═══ PAGE EXCERPT

Plant-Lore

Collecting the folklore and uses of plants

World Record Gooseberry

Posted on by royvickery |

Gooseberry_Crompton_Sheba_Queen_RHS According to The Times of 27 August 2013, Kelvin Archer, head gardener at Rode Hall, Cheshire, has grown ‘the heaviest gooseberry [Ribes uva-crispa] to be recorded for 300 years’, thus regaining the title of world champion gooseberry grower:
‘Mr Archer’s berry was put on the scales – witnessed by veteran growers and officials from village gooseberry shows in mid Cheshire – it weighed 41 pennyweights 11 grains (2.25 oz or 65 grams) beating the present champion by several pennyweights’.

══════

◆ **DIRECTIONS**
(1) Answer these from the gooseberry post:
(a) Which newspaper reported the record, and on what date?
(b) Where does Kelvin Archer work as head gardener?
(c) What did the berry weigh in grams?
(2) Shorten the paragraph of the gooseberry post that begins "‘Mr Archer’s berry was put on the scales" to one sentence, keeping its main facts.
(3) Carry on the post about the world record gooseberry from its final sentence.

═══ PROVIDED RECORDS

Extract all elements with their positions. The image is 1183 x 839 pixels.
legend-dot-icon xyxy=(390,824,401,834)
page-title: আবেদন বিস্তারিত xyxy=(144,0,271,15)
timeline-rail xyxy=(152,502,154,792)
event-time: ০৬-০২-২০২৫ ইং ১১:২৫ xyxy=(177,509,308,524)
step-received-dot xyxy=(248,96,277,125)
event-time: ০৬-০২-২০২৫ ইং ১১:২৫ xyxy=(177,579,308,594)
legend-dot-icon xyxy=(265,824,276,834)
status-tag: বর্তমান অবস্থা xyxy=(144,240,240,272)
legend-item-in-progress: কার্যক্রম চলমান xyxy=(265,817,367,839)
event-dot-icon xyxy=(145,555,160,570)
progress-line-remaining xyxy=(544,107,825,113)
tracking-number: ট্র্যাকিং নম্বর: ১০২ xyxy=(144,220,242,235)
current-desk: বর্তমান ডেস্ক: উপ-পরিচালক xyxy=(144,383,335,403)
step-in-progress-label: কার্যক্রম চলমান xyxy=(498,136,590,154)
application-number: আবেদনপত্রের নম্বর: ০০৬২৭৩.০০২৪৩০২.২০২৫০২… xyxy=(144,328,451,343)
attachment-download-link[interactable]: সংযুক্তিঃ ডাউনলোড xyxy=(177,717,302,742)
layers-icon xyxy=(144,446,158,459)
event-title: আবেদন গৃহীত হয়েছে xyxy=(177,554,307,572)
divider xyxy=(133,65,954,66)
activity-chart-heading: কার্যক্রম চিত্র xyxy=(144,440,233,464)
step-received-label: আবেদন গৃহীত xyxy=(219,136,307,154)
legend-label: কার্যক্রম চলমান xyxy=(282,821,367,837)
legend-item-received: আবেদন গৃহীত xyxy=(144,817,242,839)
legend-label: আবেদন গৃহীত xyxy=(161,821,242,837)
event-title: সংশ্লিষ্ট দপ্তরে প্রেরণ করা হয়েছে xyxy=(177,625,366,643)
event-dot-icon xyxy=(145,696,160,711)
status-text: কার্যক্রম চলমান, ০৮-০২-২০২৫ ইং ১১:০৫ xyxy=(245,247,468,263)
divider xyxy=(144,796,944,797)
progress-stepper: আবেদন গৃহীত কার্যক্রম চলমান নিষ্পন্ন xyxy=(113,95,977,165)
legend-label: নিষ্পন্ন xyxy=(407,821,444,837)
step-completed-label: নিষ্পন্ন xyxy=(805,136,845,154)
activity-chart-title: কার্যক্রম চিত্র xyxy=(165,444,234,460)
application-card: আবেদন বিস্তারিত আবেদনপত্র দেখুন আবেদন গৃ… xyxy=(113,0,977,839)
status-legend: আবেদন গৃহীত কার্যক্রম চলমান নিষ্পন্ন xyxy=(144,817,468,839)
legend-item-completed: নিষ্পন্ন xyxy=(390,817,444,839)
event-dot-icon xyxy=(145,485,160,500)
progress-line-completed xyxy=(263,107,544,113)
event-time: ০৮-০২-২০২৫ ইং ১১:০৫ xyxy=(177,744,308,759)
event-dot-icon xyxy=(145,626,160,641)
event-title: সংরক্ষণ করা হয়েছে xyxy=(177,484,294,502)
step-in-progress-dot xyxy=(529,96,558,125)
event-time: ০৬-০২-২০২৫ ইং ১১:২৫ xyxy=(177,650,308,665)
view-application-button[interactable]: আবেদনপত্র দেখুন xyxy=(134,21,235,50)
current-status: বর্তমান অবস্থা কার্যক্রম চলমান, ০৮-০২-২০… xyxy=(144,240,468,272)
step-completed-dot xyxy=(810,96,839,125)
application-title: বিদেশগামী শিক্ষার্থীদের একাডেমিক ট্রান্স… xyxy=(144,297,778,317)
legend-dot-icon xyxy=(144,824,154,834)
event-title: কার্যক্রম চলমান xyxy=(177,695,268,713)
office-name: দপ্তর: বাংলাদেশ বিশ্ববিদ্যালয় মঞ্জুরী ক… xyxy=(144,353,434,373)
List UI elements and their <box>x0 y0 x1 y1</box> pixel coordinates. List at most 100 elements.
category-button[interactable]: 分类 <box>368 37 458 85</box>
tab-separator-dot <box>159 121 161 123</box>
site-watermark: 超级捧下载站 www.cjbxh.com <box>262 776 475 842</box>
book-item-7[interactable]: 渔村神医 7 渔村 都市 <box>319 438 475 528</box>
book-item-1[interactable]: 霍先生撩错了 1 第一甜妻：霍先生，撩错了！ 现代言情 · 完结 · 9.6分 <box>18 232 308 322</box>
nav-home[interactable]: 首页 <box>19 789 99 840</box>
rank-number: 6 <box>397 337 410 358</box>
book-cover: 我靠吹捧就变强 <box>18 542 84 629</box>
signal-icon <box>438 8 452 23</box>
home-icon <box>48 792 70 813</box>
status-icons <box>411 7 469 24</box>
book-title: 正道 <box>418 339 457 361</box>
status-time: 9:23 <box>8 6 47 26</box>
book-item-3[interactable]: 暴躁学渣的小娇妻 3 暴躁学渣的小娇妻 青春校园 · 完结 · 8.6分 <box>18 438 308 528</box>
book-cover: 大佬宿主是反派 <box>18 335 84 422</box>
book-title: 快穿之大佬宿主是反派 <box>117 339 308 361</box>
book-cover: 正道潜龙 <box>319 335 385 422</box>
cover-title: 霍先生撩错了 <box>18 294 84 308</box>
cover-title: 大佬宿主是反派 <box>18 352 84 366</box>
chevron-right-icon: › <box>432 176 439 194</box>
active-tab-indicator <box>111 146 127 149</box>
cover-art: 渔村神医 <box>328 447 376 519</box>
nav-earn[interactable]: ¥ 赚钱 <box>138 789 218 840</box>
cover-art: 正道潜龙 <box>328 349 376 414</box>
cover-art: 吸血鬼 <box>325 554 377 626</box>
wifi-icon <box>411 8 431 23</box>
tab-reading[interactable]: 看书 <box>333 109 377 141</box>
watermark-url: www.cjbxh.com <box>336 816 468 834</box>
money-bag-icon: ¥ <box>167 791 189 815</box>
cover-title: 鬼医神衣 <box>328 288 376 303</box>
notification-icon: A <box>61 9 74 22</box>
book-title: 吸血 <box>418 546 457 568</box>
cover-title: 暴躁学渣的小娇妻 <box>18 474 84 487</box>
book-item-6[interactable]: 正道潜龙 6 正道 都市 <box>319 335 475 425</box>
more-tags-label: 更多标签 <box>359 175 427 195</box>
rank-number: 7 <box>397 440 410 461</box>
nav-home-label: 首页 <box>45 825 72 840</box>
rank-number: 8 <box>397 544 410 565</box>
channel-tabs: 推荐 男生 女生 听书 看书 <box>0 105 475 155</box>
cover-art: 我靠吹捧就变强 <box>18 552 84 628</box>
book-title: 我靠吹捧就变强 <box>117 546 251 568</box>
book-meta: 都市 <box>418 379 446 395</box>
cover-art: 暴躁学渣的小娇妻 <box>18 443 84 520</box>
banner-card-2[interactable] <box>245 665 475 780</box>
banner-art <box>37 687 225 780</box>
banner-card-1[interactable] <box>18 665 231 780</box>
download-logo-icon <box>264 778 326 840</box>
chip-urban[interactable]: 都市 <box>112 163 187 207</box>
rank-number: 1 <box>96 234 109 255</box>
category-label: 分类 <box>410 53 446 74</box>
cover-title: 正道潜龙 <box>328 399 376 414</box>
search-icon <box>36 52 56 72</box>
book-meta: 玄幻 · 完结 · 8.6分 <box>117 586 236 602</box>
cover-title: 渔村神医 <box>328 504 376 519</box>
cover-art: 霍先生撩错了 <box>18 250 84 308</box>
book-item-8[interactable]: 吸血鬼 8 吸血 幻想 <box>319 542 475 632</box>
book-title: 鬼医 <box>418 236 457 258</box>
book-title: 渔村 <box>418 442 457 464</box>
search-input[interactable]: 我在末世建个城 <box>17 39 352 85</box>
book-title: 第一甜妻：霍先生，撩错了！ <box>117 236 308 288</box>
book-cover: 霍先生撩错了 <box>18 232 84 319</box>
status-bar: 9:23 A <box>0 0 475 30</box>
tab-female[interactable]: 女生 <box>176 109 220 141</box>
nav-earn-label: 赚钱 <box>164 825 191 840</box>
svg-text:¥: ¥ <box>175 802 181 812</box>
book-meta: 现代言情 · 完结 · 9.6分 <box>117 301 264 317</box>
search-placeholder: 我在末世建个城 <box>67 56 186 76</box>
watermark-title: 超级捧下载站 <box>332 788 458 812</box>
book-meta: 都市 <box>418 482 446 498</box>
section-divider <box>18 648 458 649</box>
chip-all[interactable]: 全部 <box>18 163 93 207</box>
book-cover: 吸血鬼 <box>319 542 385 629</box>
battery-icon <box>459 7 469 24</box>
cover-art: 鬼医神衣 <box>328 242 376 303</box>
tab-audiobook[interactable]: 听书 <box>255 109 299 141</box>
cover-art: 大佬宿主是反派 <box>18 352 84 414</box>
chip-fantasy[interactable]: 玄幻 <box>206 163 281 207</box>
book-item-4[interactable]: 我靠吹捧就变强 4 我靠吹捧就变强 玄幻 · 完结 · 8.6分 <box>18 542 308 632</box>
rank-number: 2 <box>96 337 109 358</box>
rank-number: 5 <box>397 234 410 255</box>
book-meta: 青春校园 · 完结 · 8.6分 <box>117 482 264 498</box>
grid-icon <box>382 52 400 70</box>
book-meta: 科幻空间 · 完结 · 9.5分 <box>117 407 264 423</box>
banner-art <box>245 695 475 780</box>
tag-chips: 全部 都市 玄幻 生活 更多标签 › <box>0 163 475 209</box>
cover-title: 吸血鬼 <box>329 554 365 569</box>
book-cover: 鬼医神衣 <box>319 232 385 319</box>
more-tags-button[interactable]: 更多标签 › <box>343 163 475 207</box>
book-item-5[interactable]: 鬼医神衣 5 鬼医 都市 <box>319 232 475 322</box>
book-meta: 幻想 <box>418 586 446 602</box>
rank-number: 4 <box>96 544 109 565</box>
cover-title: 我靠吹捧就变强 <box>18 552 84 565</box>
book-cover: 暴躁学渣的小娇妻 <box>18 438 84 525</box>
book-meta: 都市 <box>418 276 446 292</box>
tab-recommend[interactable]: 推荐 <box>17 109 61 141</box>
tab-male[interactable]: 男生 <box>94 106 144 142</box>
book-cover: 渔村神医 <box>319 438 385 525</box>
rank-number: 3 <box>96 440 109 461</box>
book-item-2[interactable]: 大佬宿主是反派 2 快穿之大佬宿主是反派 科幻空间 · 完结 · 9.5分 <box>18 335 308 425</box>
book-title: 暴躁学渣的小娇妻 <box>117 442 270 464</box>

══════

◆ **RESULTS IN ORDER**
(1)
(a) The Times, 27 August 2013
(b) Rode Hall, Cheshire
(c) 65 grams

(2) Weighed before veteran growers and officials from mid-Cheshire village gooseberry shows, Mr Archer’s berry came to 41 pennyweights 11 grains (2.25 oz or 65 grams), several pennyweights more than the present champion.

(3)
During the eighteenth century the growing and exhibiting gooseberries was a popular pastime, particularly strong amongst cottage-based handloom weavers in Cheshire, Lancashire and the Midlands. In the 1740s gooseberry clubs were formed in the Manchester area and about a century later 722 varieties of gooseberry were exhibited at over 170 shows, but by the late 1980s only 10 shows remained [J. Smith, Fairs, Feasts and Frolics: Customs and Traditions in Yorkshire, 1989: 109].

Image: Gooseberry ‘Crompton’s Sheba Queen’, drawn by Augusta Innes Withers (1792-1869), published in John Lindley’s Pomological Magazine, vol. 1, 1828.